■ **Your objective**: Using the material below, copy every line where "Weekly" appears.

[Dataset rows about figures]
◆ ◆ ◆ ◆
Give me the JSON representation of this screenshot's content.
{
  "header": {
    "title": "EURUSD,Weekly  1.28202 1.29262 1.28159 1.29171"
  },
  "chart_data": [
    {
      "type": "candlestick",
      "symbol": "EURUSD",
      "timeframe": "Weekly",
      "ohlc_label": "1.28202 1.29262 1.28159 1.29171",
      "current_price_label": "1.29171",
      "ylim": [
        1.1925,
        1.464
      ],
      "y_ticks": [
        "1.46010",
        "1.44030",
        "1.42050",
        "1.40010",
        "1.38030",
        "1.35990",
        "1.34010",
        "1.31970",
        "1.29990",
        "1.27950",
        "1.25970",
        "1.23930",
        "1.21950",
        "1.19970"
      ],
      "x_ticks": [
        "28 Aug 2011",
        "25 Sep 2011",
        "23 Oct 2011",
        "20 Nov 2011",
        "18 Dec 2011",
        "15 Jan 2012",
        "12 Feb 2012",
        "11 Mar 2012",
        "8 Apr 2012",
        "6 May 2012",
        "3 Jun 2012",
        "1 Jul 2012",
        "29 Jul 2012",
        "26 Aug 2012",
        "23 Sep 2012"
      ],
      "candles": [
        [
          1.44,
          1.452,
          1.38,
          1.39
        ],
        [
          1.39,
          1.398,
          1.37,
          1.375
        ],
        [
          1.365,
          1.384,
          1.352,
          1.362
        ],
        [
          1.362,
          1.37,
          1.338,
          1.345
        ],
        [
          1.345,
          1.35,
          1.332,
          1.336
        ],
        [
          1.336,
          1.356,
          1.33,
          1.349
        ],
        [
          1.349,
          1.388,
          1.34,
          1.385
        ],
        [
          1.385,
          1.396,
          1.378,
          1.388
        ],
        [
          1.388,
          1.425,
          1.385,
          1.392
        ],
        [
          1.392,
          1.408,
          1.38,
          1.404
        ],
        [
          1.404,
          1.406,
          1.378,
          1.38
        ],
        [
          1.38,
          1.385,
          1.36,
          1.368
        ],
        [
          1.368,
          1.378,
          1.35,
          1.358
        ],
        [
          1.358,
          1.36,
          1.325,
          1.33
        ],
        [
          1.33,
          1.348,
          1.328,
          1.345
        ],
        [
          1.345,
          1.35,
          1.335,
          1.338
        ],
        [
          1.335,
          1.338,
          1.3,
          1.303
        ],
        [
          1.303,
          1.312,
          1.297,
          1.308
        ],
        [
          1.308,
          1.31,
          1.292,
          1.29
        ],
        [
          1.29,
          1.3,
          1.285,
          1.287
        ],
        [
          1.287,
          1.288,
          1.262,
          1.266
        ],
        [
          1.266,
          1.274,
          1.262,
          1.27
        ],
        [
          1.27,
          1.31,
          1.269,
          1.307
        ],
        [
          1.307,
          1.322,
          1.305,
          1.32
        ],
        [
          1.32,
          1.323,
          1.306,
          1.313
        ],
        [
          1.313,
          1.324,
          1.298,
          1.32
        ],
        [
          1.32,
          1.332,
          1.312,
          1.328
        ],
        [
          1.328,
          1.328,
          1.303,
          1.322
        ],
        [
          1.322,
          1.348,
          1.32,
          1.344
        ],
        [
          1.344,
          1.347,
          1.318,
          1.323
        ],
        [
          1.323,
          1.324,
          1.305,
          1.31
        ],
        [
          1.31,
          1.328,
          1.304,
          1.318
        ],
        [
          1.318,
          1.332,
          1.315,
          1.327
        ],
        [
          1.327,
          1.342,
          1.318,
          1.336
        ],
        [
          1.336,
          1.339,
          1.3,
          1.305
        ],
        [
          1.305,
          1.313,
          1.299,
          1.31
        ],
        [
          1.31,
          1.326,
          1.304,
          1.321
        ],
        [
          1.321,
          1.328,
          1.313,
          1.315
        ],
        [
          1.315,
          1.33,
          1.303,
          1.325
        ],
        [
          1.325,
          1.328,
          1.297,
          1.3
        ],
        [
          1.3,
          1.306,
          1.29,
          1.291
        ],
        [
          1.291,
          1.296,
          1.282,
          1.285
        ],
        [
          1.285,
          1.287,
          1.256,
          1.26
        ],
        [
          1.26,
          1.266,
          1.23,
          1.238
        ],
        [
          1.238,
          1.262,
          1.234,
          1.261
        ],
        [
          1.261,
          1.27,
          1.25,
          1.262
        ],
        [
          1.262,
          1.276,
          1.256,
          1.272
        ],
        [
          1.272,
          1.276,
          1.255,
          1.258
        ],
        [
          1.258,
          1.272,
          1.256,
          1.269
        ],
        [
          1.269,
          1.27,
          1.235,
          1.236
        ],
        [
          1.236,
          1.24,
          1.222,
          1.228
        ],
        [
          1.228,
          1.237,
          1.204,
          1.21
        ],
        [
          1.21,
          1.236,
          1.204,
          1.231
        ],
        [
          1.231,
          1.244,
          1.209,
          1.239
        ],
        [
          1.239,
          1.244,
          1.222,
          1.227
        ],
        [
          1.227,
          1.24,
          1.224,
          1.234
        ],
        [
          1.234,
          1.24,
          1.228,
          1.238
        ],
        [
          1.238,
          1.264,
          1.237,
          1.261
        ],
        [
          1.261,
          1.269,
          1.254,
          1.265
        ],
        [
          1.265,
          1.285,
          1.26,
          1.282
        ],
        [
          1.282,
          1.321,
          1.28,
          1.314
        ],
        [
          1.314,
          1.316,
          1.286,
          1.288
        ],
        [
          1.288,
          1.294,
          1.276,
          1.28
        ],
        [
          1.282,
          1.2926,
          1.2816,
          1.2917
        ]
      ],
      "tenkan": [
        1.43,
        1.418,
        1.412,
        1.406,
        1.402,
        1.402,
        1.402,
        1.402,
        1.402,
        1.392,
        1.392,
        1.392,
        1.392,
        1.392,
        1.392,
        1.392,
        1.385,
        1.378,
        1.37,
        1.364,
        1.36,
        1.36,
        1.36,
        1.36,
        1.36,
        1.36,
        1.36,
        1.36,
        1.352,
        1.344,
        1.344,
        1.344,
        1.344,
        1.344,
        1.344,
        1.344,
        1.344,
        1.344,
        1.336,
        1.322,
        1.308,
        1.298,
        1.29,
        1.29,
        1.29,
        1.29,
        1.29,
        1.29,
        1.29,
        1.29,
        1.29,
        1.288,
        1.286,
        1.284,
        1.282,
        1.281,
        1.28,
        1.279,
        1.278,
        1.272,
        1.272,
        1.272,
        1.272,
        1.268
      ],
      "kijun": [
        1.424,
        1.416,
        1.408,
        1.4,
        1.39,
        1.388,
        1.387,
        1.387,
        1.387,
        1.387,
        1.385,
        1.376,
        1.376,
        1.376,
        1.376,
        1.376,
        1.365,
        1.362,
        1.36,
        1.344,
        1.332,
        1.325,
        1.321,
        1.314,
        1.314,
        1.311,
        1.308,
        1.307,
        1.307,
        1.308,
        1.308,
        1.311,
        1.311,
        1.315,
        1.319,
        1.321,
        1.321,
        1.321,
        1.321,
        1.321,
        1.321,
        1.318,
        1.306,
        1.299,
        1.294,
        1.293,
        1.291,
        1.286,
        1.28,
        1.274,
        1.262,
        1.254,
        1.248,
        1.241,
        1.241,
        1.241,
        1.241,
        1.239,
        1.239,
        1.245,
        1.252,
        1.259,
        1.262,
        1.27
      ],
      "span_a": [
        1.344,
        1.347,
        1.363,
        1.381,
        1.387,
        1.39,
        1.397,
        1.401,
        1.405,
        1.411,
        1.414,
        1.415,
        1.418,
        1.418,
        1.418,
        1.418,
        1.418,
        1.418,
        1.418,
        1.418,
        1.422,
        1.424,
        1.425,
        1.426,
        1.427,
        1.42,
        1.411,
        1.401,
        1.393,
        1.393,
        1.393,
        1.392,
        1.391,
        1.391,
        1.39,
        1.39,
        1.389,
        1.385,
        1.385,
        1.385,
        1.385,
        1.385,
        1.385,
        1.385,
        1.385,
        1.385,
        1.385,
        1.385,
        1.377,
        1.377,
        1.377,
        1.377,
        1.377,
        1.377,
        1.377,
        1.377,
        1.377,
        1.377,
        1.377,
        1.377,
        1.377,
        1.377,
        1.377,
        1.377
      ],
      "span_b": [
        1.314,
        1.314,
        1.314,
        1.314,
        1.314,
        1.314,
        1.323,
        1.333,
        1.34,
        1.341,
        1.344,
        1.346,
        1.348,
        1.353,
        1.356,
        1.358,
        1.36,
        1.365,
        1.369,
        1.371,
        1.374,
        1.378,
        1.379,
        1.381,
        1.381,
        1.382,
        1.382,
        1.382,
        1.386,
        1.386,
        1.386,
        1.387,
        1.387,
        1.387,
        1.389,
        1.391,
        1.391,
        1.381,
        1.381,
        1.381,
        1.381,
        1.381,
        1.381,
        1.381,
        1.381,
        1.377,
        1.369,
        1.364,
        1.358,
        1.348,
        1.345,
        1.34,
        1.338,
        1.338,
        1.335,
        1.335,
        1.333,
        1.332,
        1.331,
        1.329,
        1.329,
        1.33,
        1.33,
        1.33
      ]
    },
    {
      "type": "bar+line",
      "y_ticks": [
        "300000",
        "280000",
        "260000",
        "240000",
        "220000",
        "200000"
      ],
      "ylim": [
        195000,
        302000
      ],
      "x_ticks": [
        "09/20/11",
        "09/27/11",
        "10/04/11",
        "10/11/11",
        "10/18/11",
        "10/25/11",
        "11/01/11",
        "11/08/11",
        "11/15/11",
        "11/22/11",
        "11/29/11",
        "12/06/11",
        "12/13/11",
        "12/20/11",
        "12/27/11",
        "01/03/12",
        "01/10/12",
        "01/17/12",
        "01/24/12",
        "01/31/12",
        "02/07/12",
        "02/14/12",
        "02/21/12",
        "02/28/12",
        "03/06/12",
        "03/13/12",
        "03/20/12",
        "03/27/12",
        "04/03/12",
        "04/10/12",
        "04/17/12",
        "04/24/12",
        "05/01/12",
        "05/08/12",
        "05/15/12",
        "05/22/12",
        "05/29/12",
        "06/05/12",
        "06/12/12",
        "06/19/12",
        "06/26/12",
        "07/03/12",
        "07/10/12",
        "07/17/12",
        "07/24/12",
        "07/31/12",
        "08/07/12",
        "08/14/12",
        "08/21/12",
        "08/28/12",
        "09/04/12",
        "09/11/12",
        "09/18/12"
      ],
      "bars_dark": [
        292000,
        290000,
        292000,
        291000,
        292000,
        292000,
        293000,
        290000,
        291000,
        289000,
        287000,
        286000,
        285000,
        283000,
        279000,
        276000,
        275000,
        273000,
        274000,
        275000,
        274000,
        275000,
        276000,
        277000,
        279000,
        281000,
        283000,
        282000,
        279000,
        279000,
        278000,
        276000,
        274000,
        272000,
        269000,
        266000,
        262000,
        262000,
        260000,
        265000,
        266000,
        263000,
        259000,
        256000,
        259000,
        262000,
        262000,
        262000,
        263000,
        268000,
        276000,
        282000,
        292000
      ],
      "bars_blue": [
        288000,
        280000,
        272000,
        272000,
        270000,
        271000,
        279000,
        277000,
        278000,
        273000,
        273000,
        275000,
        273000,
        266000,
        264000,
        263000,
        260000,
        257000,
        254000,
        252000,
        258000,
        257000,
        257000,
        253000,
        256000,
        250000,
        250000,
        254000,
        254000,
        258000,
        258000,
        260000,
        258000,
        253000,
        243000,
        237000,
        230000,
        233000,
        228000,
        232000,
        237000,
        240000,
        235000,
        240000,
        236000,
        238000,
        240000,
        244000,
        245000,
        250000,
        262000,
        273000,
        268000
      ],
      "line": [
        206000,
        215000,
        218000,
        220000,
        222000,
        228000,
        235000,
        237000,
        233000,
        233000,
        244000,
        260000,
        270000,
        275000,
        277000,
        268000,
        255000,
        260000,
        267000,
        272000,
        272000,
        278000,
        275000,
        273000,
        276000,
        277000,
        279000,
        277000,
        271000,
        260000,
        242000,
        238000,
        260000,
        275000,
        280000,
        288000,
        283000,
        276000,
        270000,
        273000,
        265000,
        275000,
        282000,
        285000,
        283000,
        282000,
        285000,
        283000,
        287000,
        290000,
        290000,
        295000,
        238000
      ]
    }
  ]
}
◆ ◆ ◆ ◆
■ **Response**:
    "title": "EURUSD,Weekly  1.28202 1.29262 1.28159 1.29171"
      "timeframe": "Weekly",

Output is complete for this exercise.